● Collected data:

◆ ◆ ◆ ◆

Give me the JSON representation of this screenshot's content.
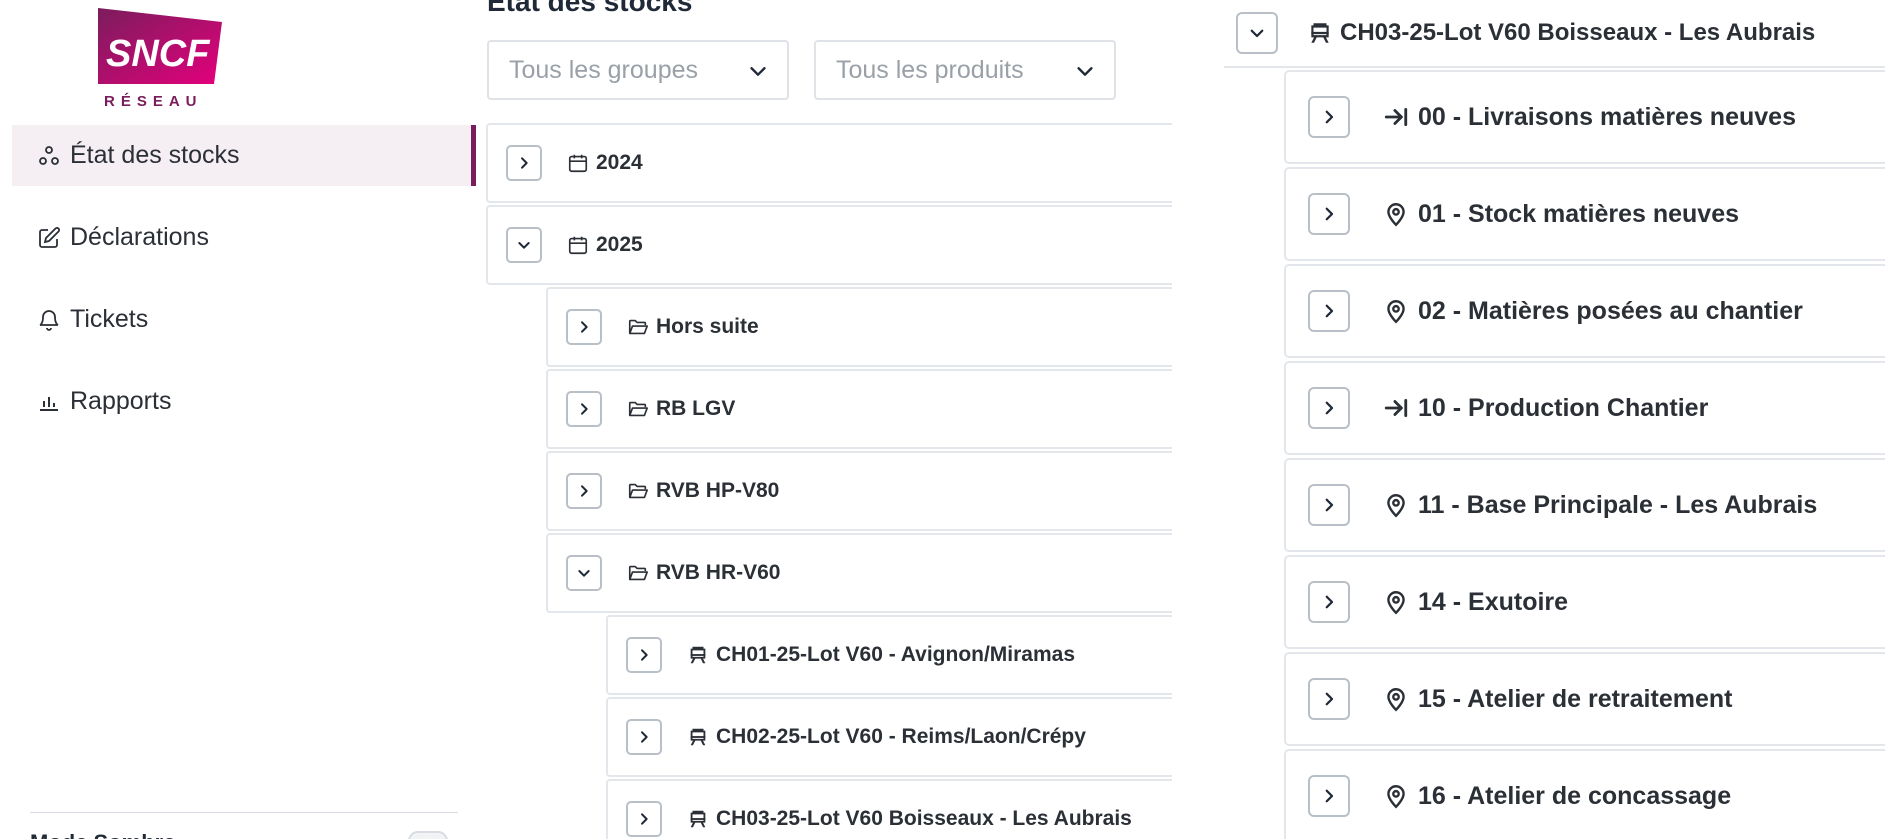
{
  "brand": {
    "logo_text": "SNCF",
    "logo_subtext": "RÉSEAU",
    "logo_colors": [
      "#e4007c",
      "#7a1d5c",
      "#b0007e"
    ]
  },
  "colors": {
    "accent": "#7a1d5c",
    "active_bg": "#f5eef3",
    "border": "#e3e6ea",
    "text": "#2b2f36",
    "placeholder": "#9aa0a8"
  },
  "sidebar": {
    "items": [
      {
        "label": "État des stocks",
        "icon": "network-icon",
        "active": true
      },
      {
        "label": "Déclarations",
        "icon": "edit-icon",
        "active": false
      },
      {
        "label": "Tickets",
        "icon": "bell-icon",
        "active": false
      },
      {
        "label": "Rapports",
        "icon": "chart-icon",
        "active": false
      }
    ],
    "bottom_label": "Mode Sombre"
  },
  "main": {
    "title": "État des stocks",
    "filters": {
      "groups": {
        "value": "Tous les groupes",
        "icon": "chevron-down-icon"
      },
      "products": {
        "value": "Tous les produits",
        "icon": "chevron-down-icon"
      }
    },
    "tree": [
      {
        "label": "2024",
        "icon": "calendar-icon",
        "expanded": false,
        "level": 0
      },
      {
        "label": "2025",
        "icon": "calendar-icon",
        "expanded": true,
        "level": 0
      },
      {
        "label": "Hors suite",
        "icon": "folder-open-icon",
        "expanded": false,
        "level": 1
      },
      {
        "label": "RB LGV",
        "icon": "folder-open-icon",
        "expanded": false,
        "level": 1
      },
      {
        "label": "RVB HP-V80",
        "icon": "folder-open-icon",
        "expanded": false,
        "level": 1
      },
      {
        "label": "RVB HR-V60",
        "icon": "folder-open-icon",
        "expanded": true,
        "level": 1
      },
      {
        "label": "CH01-25-Lot V60 - Avignon/Miramas",
        "icon": "train-icon",
        "expanded": false,
        "level": 2
      },
      {
        "label": "CH02-25-Lot V60 - Reims/Laon/Crépy",
        "icon": "train-icon",
        "expanded": false,
        "level": 2
      },
      {
        "label": "CH03-25-Lot V60 Boisseaux - Les Aubrais",
        "icon": "train-icon",
        "expanded": false,
        "level": 2
      }
    ]
  },
  "detail": {
    "header": {
      "label": "CH03-25-Lot V60 Boisseaux - Les Aubrais",
      "icon": "train-icon",
      "expanded": true
    },
    "items": [
      {
        "label": "00 - Livraisons matières neuves",
        "icon": "arrow-to-line-icon"
      },
      {
        "label": "01 - Stock matières neuves",
        "icon": "map-pin-icon"
      },
      {
        "label": "02 - Matières posées au chantier",
        "icon": "map-pin-icon"
      },
      {
        "label": "10 - Production Chantier",
        "icon": "arrow-to-line-icon"
      },
      {
        "label": "11 - Base Principale - Les Aubrais",
        "icon": "map-pin-icon"
      },
      {
        "label": "14 - Exutoire",
        "icon": "map-pin-icon"
      },
      {
        "label": "15 - Atelier de retraitement",
        "icon": "map-pin-icon"
      },
      {
        "label": "16 - Atelier de concassage",
        "icon": "map-pin-icon"
      }
    ]
  }
}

◆ ◆ ◆ ◆

● Do this: Print out every entry above without changing a word, and leave out the pictures.

● Result of this exercise:
Give me the JSON representation of this screenshot's content.
{
  "brand": {
    "logo_text": "SNCF",
    "logo_subtext": "RÉSEAU",
    "logo_colors": [
      "#e4007c",
      "#7a1d5c",
      "#b0007e"
    ]
  },
  "colors": {
    "accent": "#7a1d5c",
    "active_bg": "#f5eef3",
    "border": "#e3e6ea",
    "text": "#2b2f36",
    "placeholder": "#9aa0a8"
  },
  "sidebar": {
    "items": [
      {
        "label": "État des stocks",
        "icon": "network-icon",
        "active": true
      },
      {
        "label": "Déclarations",
        "icon": "edit-icon",
        "active": false
      },
      {
        "label": "Tickets",
        "icon": "bell-icon",
        "active": false
      },
      {
        "label": "Rapports",
        "icon": "chart-icon",
        "active": false
      }
    ],
    "bottom_label": "Mode Sombre"
  },
  "main": {
    "title": "État des stocks",
    "filters": {
      "groups": {
        "value": "Tous les groupes",
        "icon": "chevron-down-icon"
      },
      "products": {
        "value": "Tous les produits",
        "icon": "chevron-down-icon"
      }
    },
    "tree": [
      {
        "label": "2024",
        "icon": "calendar-icon",
        "expanded": false,
        "level": 0
      },
      {
        "label": "2025",
        "icon": "calendar-icon",
        "expanded": true,
        "level": 0
      },
      {
        "label": "Hors suite",
        "icon": "folder-open-icon",
        "expanded": false,
        "level": 1
      },
      {
        "label": "RB LGV",
        "icon": "folder-open-icon",
        "expanded": false,
        "level": 1
      },
      {
        "label": "RVB HP-V80",
        "icon": "folder-open-icon",
        "expanded": false,
        "level": 1
      },
      {
        "label": "RVB HR-V60",
        "icon": "folder-open-icon",
        "expanded": true,
        "level": 1
      },
      {
        "label": "CH01-25-Lot V60 - Avignon/Miramas",
        "icon": "train-icon",
        "expanded": false,
        "level": 2
      },
      {
        "label": "CH02-25-Lot V60 - Reims/Laon/Crépy",
        "icon": "train-icon",
        "expanded": false,
        "level": 2
      },
      {
        "label": "CH03-25-Lot V60 Boisseaux - Les Aubrais",
        "icon": "train-icon",
        "expanded": false,
        "level": 2
      }
    ]
  },
  "detail": {
    "header": {
      "label": "CH03-25-Lot V60 Boisseaux - Les Aubrais",
      "icon": "train-icon",
      "expanded": true
    },
    "items": [
      {
        "label": "00 - Livraisons matières neuves",
        "icon": "arrow-to-line-icon"
      },
      {
        "label": "01 - Stock matières neuves",
        "icon": "map-pin-icon"
      },
      {
        "label": "02 - Matières posées au chantier",
        "icon": "map-pin-icon"
      },
      {
        "label": "10 - Production Chantier",
        "icon": "arrow-to-line-icon"
      },
      {
        "label": "11 - Base Principale - Les Aubrais",
        "icon": "map-pin-icon"
      },
      {
        "label": "14 - Exutoire",
        "icon": "map-pin-icon"
      },
      {
        "label": "15 - Atelier de retraitement",
        "icon": "map-pin-icon"
      },
      {
        "label": "16 - Atelier de concassage",
        "icon": "map-pin-icon"
      }
    ]
  }
}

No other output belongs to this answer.